Each line holding the word "Object" counts once; give the total and nothing more.

# Start of INPUT MATERIAL

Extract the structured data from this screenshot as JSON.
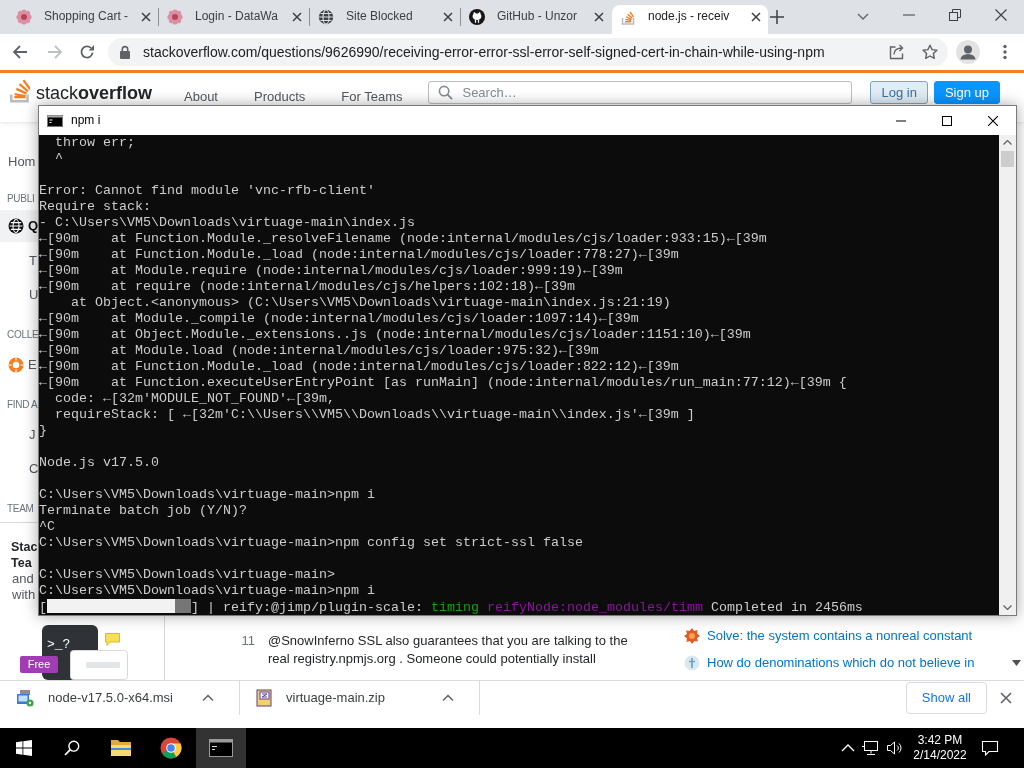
{
  "browser": {
    "tabs": [
      {
        "title": "Shopping Cart -",
        "kind": "flower",
        "selected": false
      },
      {
        "title": "Login - DataWa",
        "kind": "flower",
        "selected": false
      },
      {
        "title": "Site Blocked",
        "kind": "globe",
        "selected": false
      },
      {
        "title": "GitHub - Unzor",
        "kind": "cat",
        "selected": false
      },
      {
        "title": "node.js - receiv",
        "kind": "stack",
        "selected": true
      }
    ],
    "forward_disabled": true,
    "url": "stackoverflow.com/questions/9626990/receiving-error-error-ssl-error-self-signed-cert-in-chain-while-using-npm"
  },
  "site_header": {
    "logo": "stack**overflow**",
    "nav": [
      "About",
      "Products",
      "For Teams"
    ],
    "search": {
      "placeholder": "Search…"
    },
    "log_in": "Log in",
    "sign_up": "Sign up"
  },
  "sidebar": {
    "items": [
      {
        "kind": "top",
        "label": "Hom",
        "selected": false
      },
      {
        "kind": "heading",
        "label": "PUBLI"
      },
      {
        "kind": "globe",
        "label": "Q",
        "selected": true
      },
      {
        "kind": "link",
        "label": "T",
        "selected": false
      },
      {
        "kind": "link",
        "label": "U",
        "selected": false
      },
      {
        "kind": "heading",
        "label": "COLLE"
      },
      {
        "kind": "collective",
        "label": "E",
        "selected": false
      },
      {
        "kind": "heading",
        "label": "FIND A"
      },
      {
        "kind": "link",
        "label": "J",
        "selected": false
      },
      {
        "kind": "link",
        "label": "C",
        "selected": false
      },
      {
        "kind": "heading",
        "label": "TEAM"
      }
    ],
    "teams": {
      "title_lines": [
        "Stac",
        "Tea"
      ],
      "text_lines": [
        "and",
        "with"
      ],
      "prompt": ">_?",
      "badge": "Free"
    }
  },
  "terminal": {
    "title": "npm i",
    "blocks": [
      [
        "  throw err;",
        "  ^"
      ],
      [
        "Error: Cannot find module 'vnc-rfb-client'",
        "Require stack:",
        "- C:\\Users\\VM5\\Downloads\\virtuage-main\\index.js",
        "←[90m    at Function.Module._resolveFilename (node:internal/modules/cjs/loader:933:15)←[39m",
        "←[90m    at Function.Module._load (node:internal/modules/cjs/loader:778:27)←[39m",
        "←[90m    at Module.require (node:internal/modules/cjs/loader:999:19)←[39m",
        "←[90m    at require (node:internal/modules/cjs/helpers:102:18)←[39m",
        "    at Object.<anonymous> (C:\\Users\\VM5\\Downloads\\virtuage-main\\index.js:21:19)",
        "←[90m    at Module._compile (node:internal/modules/cjs/loader:1097:14)←[39m",
        "←[90m    at Object.Module._extensions..js (node:internal/modules/cjs/loader:1151:10)←[39m",
        "←[90m    at Module.load (node:internal/modules/cjs/loader:975:32)←[39m",
        "←[90m    at Function.Module._load (node:internal/modules/cjs/loader:822:12)←[39m",
        "←[90m    at Function.executeUserEntryPoint [as runMain] (node:internal/modules/run_main:77:12)←[39m {",
        "  code: ←[32m'MODULE_NOT_FOUND'←[39m,",
        "  requireStack: [ ←[32m'C:\\\\Users\\\\VM5\\\\Downloads\\\\virtuage-main\\\\index.js'←[39m ]",
        "}"
      ],
      [
        "Node.js v17.5.0"
      ],
      [
        "C:\\Users\\VM5\\Downloads\\virtuage-main>npm i",
        "Terminate batch job (Y/N)?",
        "^C",
        "C:\\Users\\VM5\\Downloads\\virtuage-main>npm config set strict-ssl false"
      ],
      [
        "C:\\Users\\VM5\\Downloads\\virtuage-main>",
        "C:\\Users\\VM5\\Downloads\\virtuage-main>npm i"
      ]
    ],
    "progress_line": {
      "bracket_open": "[",
      "level": 0.89,
      "bracket_close": "]",
      "segments": [
        {
          "text": "| reify:@jimp/plugin-scale:",
          "color": "#cccccc"
        },
        {
          "text": "timing",
          "color": "#13a10e"
        },
        {
          "text": "reifyNode:node_modules/timm",
          "color": "#881798"
        },
        {
          "text": "Completed in 2456ms",
          "color": "#cccccc"
        }
      ]
    }
  },
  "comment": {
    "score": "11",
    "text": "@SnowInferno SSL also guarantees that you are talking to the real registry.npmjs.org . Someone could potentially install"
  },
  "hot_questions": [
    {
      "kind": "burst",
      "title": "Solve: the system contains a nonreal constant"
    },
    {
      "kind": "cross",
      "title": "How do denominations which do not believe in"
    }
  ],
  "downloads": {
    "files": [
      {
        "kind": "installer",
        "name": "node-v17.5.0-x64.msi"
      },
      {
        "kind": "archive",
        "name": "virtuage-main.zip"
      }
    ],
    "show_all": "Show all"
  },
  "taskbar": {
    "apps": [
      {
        "kind": "folder",
        "selected": false
      },
      {
        "kind": "browser",
        "selected": false
      },
      {
        "kind": "console",
        "selected": true
      }
    ],
    "time": "3:42 PM",
    "date": "2/14/2022"
  }
}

# End of INPUT MATERIAL

OUTPUT FOR THIS TASK:
2